◆ **Task goal**
Work out how many lines in the entries below include the word "JSON". Give nothing but the number.

START Provided data

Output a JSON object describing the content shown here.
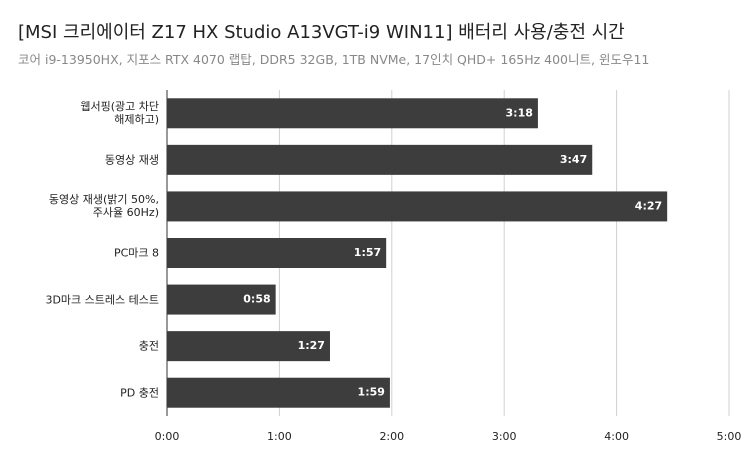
{
  "chart_data": {
    "type": "bar",
    "orientation": "horizontal",
    "title": "[MSI 크리에이터 Z17 HX Studio A13VGT-i9 WIN11] 배터리 사용/충전 시간",
    "subtitle": "코어 i9-13950HX, 지포스 RTX 4070 랩탑, DDR5 32GB, 1TB NVMe, 17인치 QHD+ 165Hz 400니트, 윈도우11",
    "categories": [
      "웹서핑(광고 차단\n해제하고)",
      "동영상 재생",
      "동영상 재생(밝기 50%,\n주사율 60Hz)",
      "PC마크 8",
      "3D마크 스트레스 테스트",
      "충전",
      "PD 충전"
    ],
    "values": [
      198,
      227,
      267,
      117,
      58,
      87,
      119
    ],
    "value_labels": [
      "3:18",
      "3:47",
      "4:27",
      "1:57",
      "0:58",
      "1:27",
      "1:59"
    ],
    "color": "#3d3d3d",
    "xlim": [
      0,
      300
    ],
    "xticks": [
      {
        "value": 0,
        "label": "0:00"
      },
      {
        "value": 60,
        "label": "1:00"
      },
      {
        "value": 120,
        "label": "2:00"
      },
      {
        "value": 180,
        "label": "3:00"
      },
      {
        "value": 240,
        "label": "4:00"
      },
      {
        "value": 300,
        "label": "5:00"
      }
    ],
    "grid": true
  }
}
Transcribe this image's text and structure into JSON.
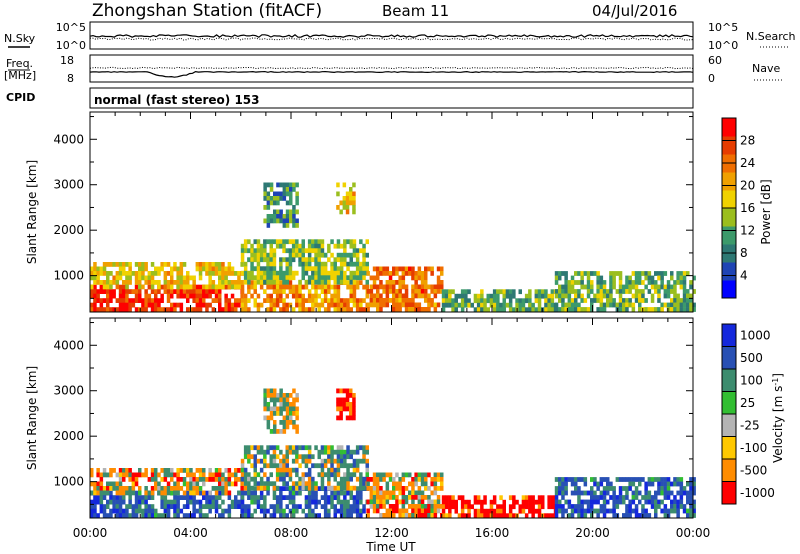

END Provided data

◆ **Full output**
2